Data listing
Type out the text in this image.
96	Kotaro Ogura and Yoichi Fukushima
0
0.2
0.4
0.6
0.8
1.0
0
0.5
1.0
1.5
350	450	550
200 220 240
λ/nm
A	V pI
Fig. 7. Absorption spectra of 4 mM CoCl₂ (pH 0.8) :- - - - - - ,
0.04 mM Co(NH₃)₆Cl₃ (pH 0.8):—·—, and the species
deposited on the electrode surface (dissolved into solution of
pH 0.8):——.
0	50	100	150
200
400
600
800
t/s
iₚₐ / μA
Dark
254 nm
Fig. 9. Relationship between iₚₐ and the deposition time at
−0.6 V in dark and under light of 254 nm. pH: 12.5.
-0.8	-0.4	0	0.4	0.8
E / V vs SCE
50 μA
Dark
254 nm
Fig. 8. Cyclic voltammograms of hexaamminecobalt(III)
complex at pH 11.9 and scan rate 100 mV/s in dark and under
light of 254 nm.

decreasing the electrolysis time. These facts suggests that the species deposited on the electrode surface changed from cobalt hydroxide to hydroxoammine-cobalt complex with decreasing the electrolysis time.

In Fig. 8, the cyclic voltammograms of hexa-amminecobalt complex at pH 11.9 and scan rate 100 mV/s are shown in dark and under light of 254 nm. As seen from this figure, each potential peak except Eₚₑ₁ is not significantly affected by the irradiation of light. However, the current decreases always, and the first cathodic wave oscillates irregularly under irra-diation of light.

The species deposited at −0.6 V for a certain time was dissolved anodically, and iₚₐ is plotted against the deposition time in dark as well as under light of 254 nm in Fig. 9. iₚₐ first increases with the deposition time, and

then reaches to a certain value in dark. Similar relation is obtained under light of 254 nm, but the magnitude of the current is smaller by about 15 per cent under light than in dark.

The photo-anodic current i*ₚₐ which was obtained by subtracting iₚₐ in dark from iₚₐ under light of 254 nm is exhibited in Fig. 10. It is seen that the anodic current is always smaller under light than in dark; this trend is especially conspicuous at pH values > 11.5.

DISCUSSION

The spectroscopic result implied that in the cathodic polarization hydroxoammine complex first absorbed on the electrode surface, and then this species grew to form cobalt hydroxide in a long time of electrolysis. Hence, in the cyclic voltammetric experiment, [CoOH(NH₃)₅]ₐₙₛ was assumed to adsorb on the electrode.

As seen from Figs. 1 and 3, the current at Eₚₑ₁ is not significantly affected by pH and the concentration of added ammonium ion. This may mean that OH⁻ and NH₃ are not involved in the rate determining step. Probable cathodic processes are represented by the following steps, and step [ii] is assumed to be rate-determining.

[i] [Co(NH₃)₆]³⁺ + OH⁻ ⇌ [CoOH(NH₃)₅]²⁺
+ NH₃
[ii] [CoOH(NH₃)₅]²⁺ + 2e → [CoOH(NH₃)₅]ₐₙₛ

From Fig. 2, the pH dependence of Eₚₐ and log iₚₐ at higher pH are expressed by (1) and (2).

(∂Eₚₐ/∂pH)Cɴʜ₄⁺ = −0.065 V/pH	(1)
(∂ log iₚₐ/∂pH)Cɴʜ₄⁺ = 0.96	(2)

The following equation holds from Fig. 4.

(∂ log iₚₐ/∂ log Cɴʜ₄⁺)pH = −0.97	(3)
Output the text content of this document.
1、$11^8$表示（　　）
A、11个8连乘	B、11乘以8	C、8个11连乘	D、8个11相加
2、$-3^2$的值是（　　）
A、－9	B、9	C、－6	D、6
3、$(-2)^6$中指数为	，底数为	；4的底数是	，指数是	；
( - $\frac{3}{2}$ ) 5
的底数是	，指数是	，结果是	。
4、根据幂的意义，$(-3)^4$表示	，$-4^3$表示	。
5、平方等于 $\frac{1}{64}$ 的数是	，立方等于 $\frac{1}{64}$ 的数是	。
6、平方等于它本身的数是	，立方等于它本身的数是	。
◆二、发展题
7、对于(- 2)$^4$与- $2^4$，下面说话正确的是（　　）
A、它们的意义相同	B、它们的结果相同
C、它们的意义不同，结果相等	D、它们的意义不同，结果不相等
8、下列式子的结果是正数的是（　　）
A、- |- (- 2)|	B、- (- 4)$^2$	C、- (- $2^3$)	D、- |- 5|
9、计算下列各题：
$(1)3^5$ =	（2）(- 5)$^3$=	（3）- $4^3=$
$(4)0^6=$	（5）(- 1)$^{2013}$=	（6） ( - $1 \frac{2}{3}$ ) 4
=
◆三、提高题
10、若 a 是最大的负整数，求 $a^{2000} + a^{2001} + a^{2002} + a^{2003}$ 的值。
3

**Written request**
Above are the records; retype them all without a single difference.

**Full output**
Type out the text in this image.
96	Kotaro Ogura and Yoichi Fukushima
0
0.2
0.4
0.6
0.8
1.0
0
0.5
1.0
1.5
350	450	550
200 220 240
λ/nm
A	V pI
Fig. 7. Absorption spectra of 4 mM CoCl₂ (pH 0.8) :- - - - - - ,
0.04 mM Co(NH₃)₆Cl₃ (pH 0.8):—·—, and the species
deposited on the electrode surface (dissolved into solution of
pH 0.8):——.
0	50	100	150
200
400
600
800
t/s
iₚₐ / μA
Dark
254 nm
Fig. 9. Relationship between iₚₐ and the deposition time at
−0.6 V in dark and under light of 254 nm. pH: 12.5.
-0.8	-0.4	0	0.4	0.8
E / V vs SCE
50 μA
Dark
254 nm
Fig. 8. Cyclic voltammograms of hexaamminecobalt(III)
complex at pH 11.9 and scan rate 100 mV/s in dark and under
light of 254 nm.

decreasing the electrolysis time. These facts suggests that the species deposited on the electrode surface changed from cobalt hydroxide to hydroxoammine-cobalt complex with decreasing the electrolysis time.

In Fig. 8, the cyclic voltammograms of hexa-amminecobalt complex at pH 11.9 and scan rate 100 mV/s are shown in dark and under light of 254 nm. As seen from this figure, each potential peak except Eₚₑ₁ is not significantly affected by the irradiation of light. However, the current decreases always, and the first cathodic wave oscillates irregularly under irra-diation of light.

The species deposited at −0.6 V for a certain time was dissolved anodically, and iₚₐ is plotted against the deposition time in dark as well as under light of 254 nm in Fig. 9. iₚₐ first increases with the deposition time, and

then reaches to a certain value in dark. Similar relation is obtained under light of 254 nm, but the magnitude of the current is smaller by about 15 per cent under light than in dark.

The photo-anodic current i*ₚₐ which was obtained by subtracting iₚₐ in dark from iₚₐ under light of 254 nm is exhibited in Fig. 10. It is seen that the anodic current is always smaller under light than in dark; this trend is especially conspicuous at pH values > 11.5.

DISCUSSION

The spectroscopic result implied that in the cathodic polarization hydroxoammine complex first absorbed on the electrode surface, and then this species grew to form cobalt hydroxide in a long time of electrolysis. Hence, in the cyclic voltammetric experiment, [CoOH(NH₃)₅]ₐₙₛ was assumed to adsorb on the electrode.

As seen from Figs. 1 and 3, the current at Eₚₑ₁ is not significantly affected by pH and the concentration of added ammonium ion. This may mean that OH⁻ and NH₃ are not involved in the rate determining step. Probable cathodic processes are represented by the following steps, and step [ii] is assumed to be rate-determining.

[i] [Co(NH₃)₆]³⁺ + OH⁻ ⇌ [CoOH(NH₃)₅]²⁺
+ NH₃
[ii] [CoOH(NH₃)₅]²⁺ + 2e → [CoOH(NH₃)₅]ₐₙₛ

From Fig. 2, the pH dependence of Eₚₐ and log iₚₐ at higher pH are expressed by (1) and (2).

(∂Eₚₐ/∂pH)Cɴʜ₄⁺ = −0.065 V/pH	(1)
(∂ log iₚₐ/∂pH)Cɴʜ₄⁺ = 0.96	(2)

The following equation holds from Fig. 4.

(∂ log iₚₐ/∂ log Cɴʜ₄⁺)pH = −0.97	(3)
Output the text content of this document.
1、$11^8$表示（　　）
A、11个8连乘	B、11乘以8	C、8个11连乘	D、8个11相加
2、$-3^2$的值是（　　）
A、－9	B、9	C、－6	D、6
3、$(-2)^6$中指数为	，底数为	；4的底数是	，指数是	；
( - $\frac{3}{2}$ ) 5
的底数是	，指数是	，结果是	。
4、根据幂的意义，$(-3)^4$表示	，$-4^3$表示	。
5、平方等于 $\frac{1}{64}$ 的数是	，立方等于 $\frac{1}{64}$ 的数是	。
6、平方等于它本身的数是	，立方等于它本身的数是	。
◆二、发展题
7、对于(- 2)$^4$与- $2^4$，下面说话正确的是（　　）
A、它们的意义相同	B、它们的结果相同
C、它们的意义不同，结果相等	D、它们的意义不同，结果不相等
8、下列式子的结果是正数的是（　　）
A、- |- (- 2)|	B、- (- 4)$^2$	C、- (- $2^3$)	D、- |- 5|
9、计算下列各题：
$(1)3^5$ =	（2）(- 5)$^3$=	（3）- $4^3=$
$(4)0^6=$	（5）(- 1)$^{2013}$=	（6） ( - $1 \frac{2}{3}$ ) 4
=
◆三、提高题
10、若 a 是最大的负整数，求 $a^{2000} + a^{2001} + a^{2002} + a^{2003}$ 的值。
3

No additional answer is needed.